Your instructions:
Search the data below for "trace"; list each line that holds it.

--- Entries supplied ---

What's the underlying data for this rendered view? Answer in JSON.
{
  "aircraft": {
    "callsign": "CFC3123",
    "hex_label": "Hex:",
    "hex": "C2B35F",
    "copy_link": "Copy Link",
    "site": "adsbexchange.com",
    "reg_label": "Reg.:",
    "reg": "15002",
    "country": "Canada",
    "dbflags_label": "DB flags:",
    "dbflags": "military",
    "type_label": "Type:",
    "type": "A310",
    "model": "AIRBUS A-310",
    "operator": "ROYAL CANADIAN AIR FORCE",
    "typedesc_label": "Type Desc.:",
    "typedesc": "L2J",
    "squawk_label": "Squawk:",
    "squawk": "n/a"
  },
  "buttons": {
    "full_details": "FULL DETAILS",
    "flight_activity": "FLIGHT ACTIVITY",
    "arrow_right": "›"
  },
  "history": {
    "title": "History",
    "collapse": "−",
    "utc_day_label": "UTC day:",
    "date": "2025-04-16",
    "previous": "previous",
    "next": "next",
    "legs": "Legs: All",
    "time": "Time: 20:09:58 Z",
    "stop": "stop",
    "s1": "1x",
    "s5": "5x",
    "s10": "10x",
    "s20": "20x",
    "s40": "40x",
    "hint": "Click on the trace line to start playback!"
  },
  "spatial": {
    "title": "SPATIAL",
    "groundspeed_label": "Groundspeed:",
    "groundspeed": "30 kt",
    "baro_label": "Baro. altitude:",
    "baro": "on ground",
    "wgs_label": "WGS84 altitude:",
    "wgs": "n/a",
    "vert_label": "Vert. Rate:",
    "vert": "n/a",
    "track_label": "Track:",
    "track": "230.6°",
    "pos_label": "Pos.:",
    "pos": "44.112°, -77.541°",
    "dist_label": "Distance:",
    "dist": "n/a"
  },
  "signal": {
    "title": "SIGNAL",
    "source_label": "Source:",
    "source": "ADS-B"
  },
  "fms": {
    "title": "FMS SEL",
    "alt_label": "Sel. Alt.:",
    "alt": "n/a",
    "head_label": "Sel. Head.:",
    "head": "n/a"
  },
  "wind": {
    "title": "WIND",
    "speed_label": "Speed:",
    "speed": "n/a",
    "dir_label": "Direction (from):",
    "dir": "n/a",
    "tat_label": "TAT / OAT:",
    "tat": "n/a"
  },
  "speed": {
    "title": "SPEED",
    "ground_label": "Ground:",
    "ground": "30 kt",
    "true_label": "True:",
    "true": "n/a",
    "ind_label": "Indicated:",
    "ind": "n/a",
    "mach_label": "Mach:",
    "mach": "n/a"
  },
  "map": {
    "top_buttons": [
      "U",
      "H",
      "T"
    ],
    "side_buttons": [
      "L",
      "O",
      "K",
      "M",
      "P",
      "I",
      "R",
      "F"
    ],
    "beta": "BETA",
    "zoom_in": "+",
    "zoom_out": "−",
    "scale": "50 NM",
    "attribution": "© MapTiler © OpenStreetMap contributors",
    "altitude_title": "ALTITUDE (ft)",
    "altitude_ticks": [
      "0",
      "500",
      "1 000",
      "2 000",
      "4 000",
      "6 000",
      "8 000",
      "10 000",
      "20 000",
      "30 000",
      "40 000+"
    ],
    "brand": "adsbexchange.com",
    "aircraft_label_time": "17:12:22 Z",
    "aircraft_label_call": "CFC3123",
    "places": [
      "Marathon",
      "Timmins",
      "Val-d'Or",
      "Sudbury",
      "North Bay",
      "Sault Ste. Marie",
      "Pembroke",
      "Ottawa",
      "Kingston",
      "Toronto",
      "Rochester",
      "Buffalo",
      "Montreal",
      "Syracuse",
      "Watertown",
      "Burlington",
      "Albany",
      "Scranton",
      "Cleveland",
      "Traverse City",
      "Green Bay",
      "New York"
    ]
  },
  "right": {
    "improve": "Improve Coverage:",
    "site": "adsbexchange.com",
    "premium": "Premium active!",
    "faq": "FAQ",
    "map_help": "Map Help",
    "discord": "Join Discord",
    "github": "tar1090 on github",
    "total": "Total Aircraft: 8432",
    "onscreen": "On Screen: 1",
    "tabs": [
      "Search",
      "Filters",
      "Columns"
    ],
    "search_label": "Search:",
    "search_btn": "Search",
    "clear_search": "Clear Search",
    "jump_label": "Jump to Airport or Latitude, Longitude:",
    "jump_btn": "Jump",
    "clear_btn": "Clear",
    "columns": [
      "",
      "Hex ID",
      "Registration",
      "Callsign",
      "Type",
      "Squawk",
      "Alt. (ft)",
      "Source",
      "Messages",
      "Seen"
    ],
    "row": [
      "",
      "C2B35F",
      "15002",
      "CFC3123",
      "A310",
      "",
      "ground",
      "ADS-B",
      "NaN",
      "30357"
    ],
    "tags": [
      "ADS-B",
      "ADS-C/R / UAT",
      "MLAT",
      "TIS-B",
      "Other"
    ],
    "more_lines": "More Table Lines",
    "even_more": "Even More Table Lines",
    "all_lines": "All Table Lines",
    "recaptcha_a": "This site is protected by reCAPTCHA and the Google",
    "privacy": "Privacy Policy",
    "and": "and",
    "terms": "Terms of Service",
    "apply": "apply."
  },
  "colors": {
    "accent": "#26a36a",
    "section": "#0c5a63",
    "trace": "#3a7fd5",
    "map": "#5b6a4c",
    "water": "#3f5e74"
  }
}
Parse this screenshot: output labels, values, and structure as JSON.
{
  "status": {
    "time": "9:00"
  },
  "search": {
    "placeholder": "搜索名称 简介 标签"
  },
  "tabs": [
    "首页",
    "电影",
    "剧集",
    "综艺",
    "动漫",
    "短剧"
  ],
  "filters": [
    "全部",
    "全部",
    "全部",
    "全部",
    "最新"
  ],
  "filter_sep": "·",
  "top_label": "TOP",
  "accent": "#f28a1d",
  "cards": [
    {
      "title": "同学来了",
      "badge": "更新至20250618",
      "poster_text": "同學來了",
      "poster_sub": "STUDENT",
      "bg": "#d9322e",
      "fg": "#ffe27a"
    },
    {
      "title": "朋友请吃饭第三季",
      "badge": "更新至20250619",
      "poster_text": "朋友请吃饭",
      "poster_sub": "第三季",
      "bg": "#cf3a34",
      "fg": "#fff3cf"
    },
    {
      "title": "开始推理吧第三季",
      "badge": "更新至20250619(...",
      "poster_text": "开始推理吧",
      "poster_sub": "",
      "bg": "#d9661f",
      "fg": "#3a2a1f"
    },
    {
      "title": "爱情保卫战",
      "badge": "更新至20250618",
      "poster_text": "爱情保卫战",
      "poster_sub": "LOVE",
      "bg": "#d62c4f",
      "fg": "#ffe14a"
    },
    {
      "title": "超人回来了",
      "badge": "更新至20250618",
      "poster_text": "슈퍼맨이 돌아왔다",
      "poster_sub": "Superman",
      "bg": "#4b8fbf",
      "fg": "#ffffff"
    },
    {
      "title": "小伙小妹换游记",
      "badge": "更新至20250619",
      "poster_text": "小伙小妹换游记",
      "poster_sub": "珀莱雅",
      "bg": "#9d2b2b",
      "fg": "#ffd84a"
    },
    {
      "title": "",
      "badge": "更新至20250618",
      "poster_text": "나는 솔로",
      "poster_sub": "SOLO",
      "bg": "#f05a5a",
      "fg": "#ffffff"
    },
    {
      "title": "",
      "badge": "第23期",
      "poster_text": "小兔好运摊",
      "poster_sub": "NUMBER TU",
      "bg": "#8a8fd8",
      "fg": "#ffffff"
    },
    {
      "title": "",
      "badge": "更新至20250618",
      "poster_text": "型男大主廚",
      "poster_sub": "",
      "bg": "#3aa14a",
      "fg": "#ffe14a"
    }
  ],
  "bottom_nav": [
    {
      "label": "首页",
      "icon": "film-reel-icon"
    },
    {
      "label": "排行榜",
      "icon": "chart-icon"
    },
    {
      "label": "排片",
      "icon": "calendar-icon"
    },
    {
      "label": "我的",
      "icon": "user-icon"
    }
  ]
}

---

Task answer:
    "hint": "Click on the trace line to start playback!"
    "trace": "#3a7fd5",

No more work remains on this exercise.